What you should do - Return the complete listing that follows, with each line reproduced exactly.

Record set -
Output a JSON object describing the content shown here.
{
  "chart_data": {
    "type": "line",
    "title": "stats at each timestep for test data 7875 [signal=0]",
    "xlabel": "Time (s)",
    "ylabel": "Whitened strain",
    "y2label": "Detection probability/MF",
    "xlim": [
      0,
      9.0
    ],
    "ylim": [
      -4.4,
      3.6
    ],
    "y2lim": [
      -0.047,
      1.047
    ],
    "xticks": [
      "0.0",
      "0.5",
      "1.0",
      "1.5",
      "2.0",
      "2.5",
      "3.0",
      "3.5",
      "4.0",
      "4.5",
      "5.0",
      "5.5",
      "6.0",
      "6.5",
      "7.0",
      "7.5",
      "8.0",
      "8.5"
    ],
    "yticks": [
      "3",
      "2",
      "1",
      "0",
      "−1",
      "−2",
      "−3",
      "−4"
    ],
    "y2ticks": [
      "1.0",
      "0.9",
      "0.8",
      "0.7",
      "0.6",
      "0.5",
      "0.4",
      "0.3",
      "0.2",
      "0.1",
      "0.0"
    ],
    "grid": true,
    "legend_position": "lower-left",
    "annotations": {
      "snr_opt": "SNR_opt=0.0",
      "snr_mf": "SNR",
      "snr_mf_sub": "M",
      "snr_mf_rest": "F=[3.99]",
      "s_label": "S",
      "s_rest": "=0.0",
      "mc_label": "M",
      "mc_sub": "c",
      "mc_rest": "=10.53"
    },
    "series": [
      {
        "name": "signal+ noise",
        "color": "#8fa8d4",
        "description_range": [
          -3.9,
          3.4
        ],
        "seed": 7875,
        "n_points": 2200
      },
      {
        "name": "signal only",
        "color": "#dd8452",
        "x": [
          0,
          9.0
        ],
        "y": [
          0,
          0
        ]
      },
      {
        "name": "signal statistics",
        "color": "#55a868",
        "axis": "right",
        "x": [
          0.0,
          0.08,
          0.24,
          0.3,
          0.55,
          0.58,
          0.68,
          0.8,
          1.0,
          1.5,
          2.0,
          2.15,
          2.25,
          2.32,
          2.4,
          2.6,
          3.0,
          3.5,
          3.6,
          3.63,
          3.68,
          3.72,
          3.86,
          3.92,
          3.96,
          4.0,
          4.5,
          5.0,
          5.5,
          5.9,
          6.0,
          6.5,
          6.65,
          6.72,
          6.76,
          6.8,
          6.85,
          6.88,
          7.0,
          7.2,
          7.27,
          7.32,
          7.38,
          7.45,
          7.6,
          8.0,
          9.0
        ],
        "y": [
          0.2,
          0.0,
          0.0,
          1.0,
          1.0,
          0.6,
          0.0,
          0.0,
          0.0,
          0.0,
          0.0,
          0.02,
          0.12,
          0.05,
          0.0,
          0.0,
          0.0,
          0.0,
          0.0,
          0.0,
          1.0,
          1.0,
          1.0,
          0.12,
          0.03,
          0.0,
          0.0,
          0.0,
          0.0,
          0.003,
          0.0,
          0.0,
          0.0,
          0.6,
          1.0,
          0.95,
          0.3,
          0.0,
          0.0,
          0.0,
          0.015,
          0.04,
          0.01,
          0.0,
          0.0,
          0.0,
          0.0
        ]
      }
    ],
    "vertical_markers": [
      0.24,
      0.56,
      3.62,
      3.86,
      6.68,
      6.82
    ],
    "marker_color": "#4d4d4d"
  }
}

Result of this task -
Output a JSON object describing the content shown here.
{
  "chart_data": {
    "type": "line",
    "title": "stats at each timestep for test data 7875 [signal=0]",
    "xlabel": "Time (s)",
    "ylabel": "Whitened strain",
    "y2label": "Detection probability/MF",
    "xlim": [
      0,
      9.0
    ],
    "ylim": [
      -4.4,
      3.6
    ],
    "y2lim": [
      -0.047,
      1.047
    ],
    "xticks": [
      "0.0",
      "0.5",
      "1.0",
      "1.5",
      "2.0",
      "2.5",
      "3.0",
      "3.5",
      "4.0",
      "4.5",
      "5.0",
      "5.5",
      "6.0",
      "6.5",
      "7.0",
      "7.5",
      "8.0",
      "8.5"
    ],
    "yticks": [
      "3",
      "2",
      "1",
      "0",
      "−1",
      "−2",
      "−3",
      "−4"
    ],
    "y2ticks": [
      "1.0",
      "0.9",
      "0.8",
      "0.7",
      "0.6",
      "0.5",
      "0.4",
      "0.3",
      "0.2",
      "0.1",
      "0.0"
    ],
    "grid": true,
    "legend_position": "lower-left",
    "annotations": {
      "snr_opt": "SNR_opt=0.0",
      "snr_mf": "SNR",
      "snr_mf_sub": "M",
      "snr_mf_rest": "F=[3.99]",
      "s_label": "S",
      "s_rest": "=0.0",
      "mc_label": "M",
      "mc_sub": "c",
      "mc_rest": "=10.53"
    },
    "series": [
      {
        "name": "signal+ noise",
        "color": "#8fa8d4",
        "description_range": [
          -3.9,
          3.4
        ],
        "seed": 7875,
        "n_points": 2200
      },
      {
        "name": "signal only",
        "color": "#dd8452",
        "x": [
          0,
          9.0
        ],
        "y": [
          0,
          0
        ]
      },
      {
        "name": "signal statistics",
        "color": "#55a868",
        "axis": "right",
        "x": [
          0.0,
          0.08,
          0.24,
          0.3,
          0.55,
          0.58,
          0.68,
          0.8,
          1.0,
          1.5,
          2.0,
          2.15,
          2.25,
          2.32,
          2.4,
          2.6,
          3.0,
          3.5,
          3.6,
          3.63,
          3.68,
          3.72,
          3.86,
          3.92,
          3.96,
          4.0,
          4.5,
          5.0,
          5.5,
          5.9,
          6.0,
          6.5,
          6.65,
          6.72,
          6.76,
          6.8,
          6.85,
          6.88,
          7.0,
          7.2,
          7.27,
          7.32,
          7.38,
          7.45,
          7.6,
          8.0,
          9.0
        ],
        "y": [
          0.2,
          0.0,
          0.0,
          1.0,
          1.0,
          0.6,
          0.0,
          0.0,
          0.0,
          0.0,
          0.0,
          0.02,
          0.12,
          0.05,
          0.0,
          0.0,
          0.0,
          0.0,
          0.0,
          0.0,
          1.0,
          1.0,
          1.0,
          0.12,
          0.03,
          0.0,
          0.0,
          0.0,
          0.0,
          0.003,
          0.0,
          0.0,
          0.0,
          0.6,
          1.0,
          0.95,
          0.3,
          0.0,
          0.0,
          0.0,
          0.015,
          0.04,
          0.01,
          0.0,
          0.0,
          0.0,
          0.0
        ]
      }
    ],
    "vertical_markers": [
      0.24,
      0.56,
      3.62,
      3.86,
      6.68,
      6.82
    ],
    "marker_color": "#4d4d4d"
  }
}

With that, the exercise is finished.